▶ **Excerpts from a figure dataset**
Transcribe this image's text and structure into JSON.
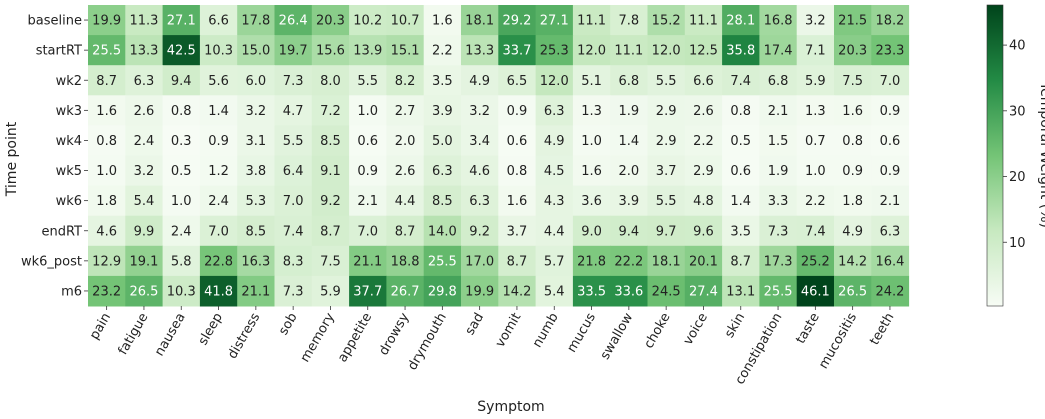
{
  "chart_data": {
    "type": "heatmap",
    "title": "",
    "xlabel": "Symptom",
    "ylabel": "Time point",
    "colorbar_label": "Temporal Weight (%)",
    "colorbar_ticks": [
      10,
      20,
      30,
      40
    ],
    "value_range": [
      0.3,
      46.1
    ],
    "colormap": {
      "low": "#f7fcf5",
      "mid": "#74c476",
      "high": "#00441b"
    },
    "grid": false,
    "x_categories": [
      "pain",
      "fatigue",
      "nausea",
      "sleep",
      "distress",
      "sob",
      "memory",
      "appetite",
      "drowsy",
      "drymouth",
      "sad",
      "vomit",
      "numb",
      "mucus",
      "swallow",
      "choke",
      "voice",
      "skin",
      "constipation",
      "taste",
      "mucositis",
      "teeth"
    ],
    "y_categories": [
      "baseline",
      "startRT",
      "wk2",
      "wk3",
      "wk4",
      "wk5",
      "wk6",
      "endRT",
      "wk6_post",
      "m6"
    ],
    "values": [
      [
        19.9,
        11.3,
        27.1,
        6.6,
        17.8,
        26.4,
        20.3,
        10.2,
        10.7,
        1.6,
        18.1,
        29.2,
        27.1,
        11.1,
        7.8,
        15.2,
        11.1,
        28.1,
        16.8,
        3.2,
        21.5,
        18.2
      ],
      [
        25.5,
        13.3,
        42.5,
        10.3,
        15.0,
        19.7,
        15.6,
        13.9,
        15.1,
        2.2,
        13.3,
        33.7,
        25.3,
        12.0,
        11.1,
        12.0,
        12.5,
        35.8,
        17.4,
        7.1,
        20.3,
        23.3
      ],
      [
        8.7,
        6.3,
        9.4,
        5.6,
        6.0,
        7.3,
        8.0,
        5.5,
        8.2,
        3.5,
        4.9,
        6.5,
        12.0,
        5.1,
        6.8,
        5.5,
        6.6,
        7.4,
        6.8,
        5.9,
        7.5,
        7.0
      ],
      [
        1.6,
        2.6,
        0.8,
        1.4,
        3.2,
        4.7,
        7.2,
        1.0,
        2.7,
        3.9,
        3.2,
        0.9,
        6.3,
        1.3,
        1.9,
        2.9,
        2.6,
        0.8,
        2.1,
        1.3,
        1.6,
        0.9
      ],
      [
        0.8,
        2.4,
        0.3,
        0.9,
        3.1,
        5.5,
        8.5,
        0.6,
        2.0,
        5.0,
        3.4,
        0.6,
        4.9,
        1.0,
        1.4,
        2.9,
        2.2,
        0.5,
        1.5,
        0.7,
        0.8,
        0.6
      ],
      [
        1.0,
        3.2,
        0.5,
        1.2,
        3.8,
        6.4,
        9.1,
        0.9,
        2.6,
        6.3,
        4.6,
        0.8,
        4.5,
        1.6,
        2.0,
        3.7,
        2.9,
        0.6,
        1.9,
        1.0,
        0.9,
        0.9
      ],
      [
        1.8,
        5.4,
        1.0,
        2.4,
        5.3,
        7.0,
        9.2,
        2.1,
        4.4,
        8.5,
        6.3,
        1.6,
        4.3,
        3.6,
        3.9,
        5.5,
        4.8,
        1.4,
        3.3,
        2.2,
        1.8,
        2.1
      ],
      [
        4.6,
        9.9,
        2.4,
        7.0,
        8.5,
        7.4,
        8.7,
        7.0,
        8.7,
        14.0,
        9.2,
        3.7,
        4.4,
        9.0,
        9.4,
        9.7,
        9.6,
        3.5,
        7.3,
        7.4,
        4.9,
        6.3
      ],
      [
        12.9,
        19.1,
        5.8,
        22.8,
        16.3,
        8.3,
        7.5,
        21.1,
        18.8,
        25.5,
        17.0,
        8.7,
        5.7,
        21.8,
        22.2,
        18.1,
        20.1,
        8.7,
        17.3,
        25.2,
        14.2,
        16.4
      ],
      [
        23.2,
        26.5,
        10.3,
        41.8,
        21.1,
        7.3,
        5.9,
        37.7,
        26.7,
        29.8,
        19.9,
        14.2,
        5.4,
        33.5,
        33.6,
        24.5,
        27.4,
        13.1,
        25.5,
        46.1,
        26.5,
        24.2
      ]
    ]
  }
}
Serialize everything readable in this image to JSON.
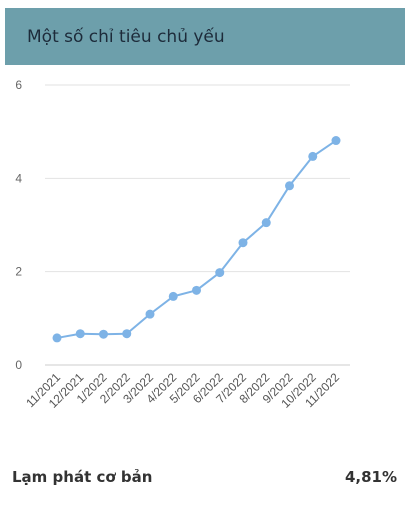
{
  "header": {
    "title": "Một số chỉ tiêu chủ yếu"
  },
  "chart_data": {
    "type": "line",
    "title": "",
    "xlabel": "",
    "ylabel": "",
    "categories": [
      "11/2021",
      "12/2021",
      "1/2022",
      "2/2022",
      "3/2022",
      "4/2022",
      "5/2022",
      "6/2022",
      "7/2022",
      "8/2022",
      "9/2022",
      "10/2022",
      "11/2022"
    ],
    "series": [
      {
        "values": [
          0.58,
          0.67,
          0.66,
          0.67,
          1.09,
          1.47,
          1.6,
          1.98,
          2.62,
          3.05,
          3.84,
          4.47,
          4.81
        ]
      }
    ],
    "ylim": [
      0,
      6
    ],
    "yticks": [
      0,
      2,
      4,
      6
    ],
    "grid": true,
    "color": "#7eb3e6"
  },
  "footer": {
    "label": "Lạm phát cơ bản",
    "value": "4,81%"
  }
}
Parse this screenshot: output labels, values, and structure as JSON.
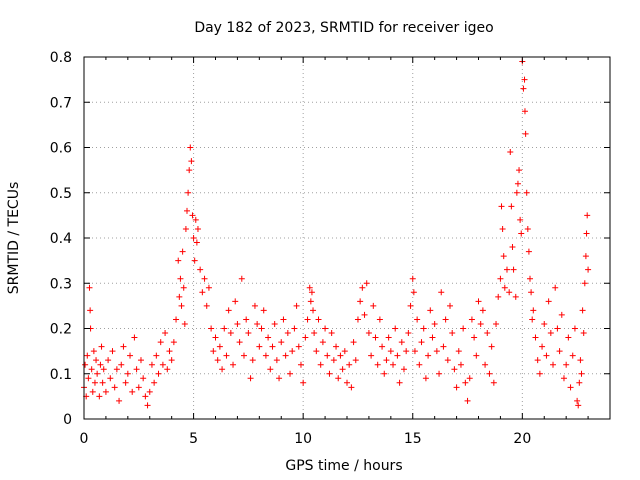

▶ **SHORT PROBLEM**
Search the preceding listing for the word "image" and pull out every line that holds it.

▶ **SOLUTION TO THE PROBLEM**
Transcribe this image's text and structure into JSON.
Serialize everything readable in this image to JSON.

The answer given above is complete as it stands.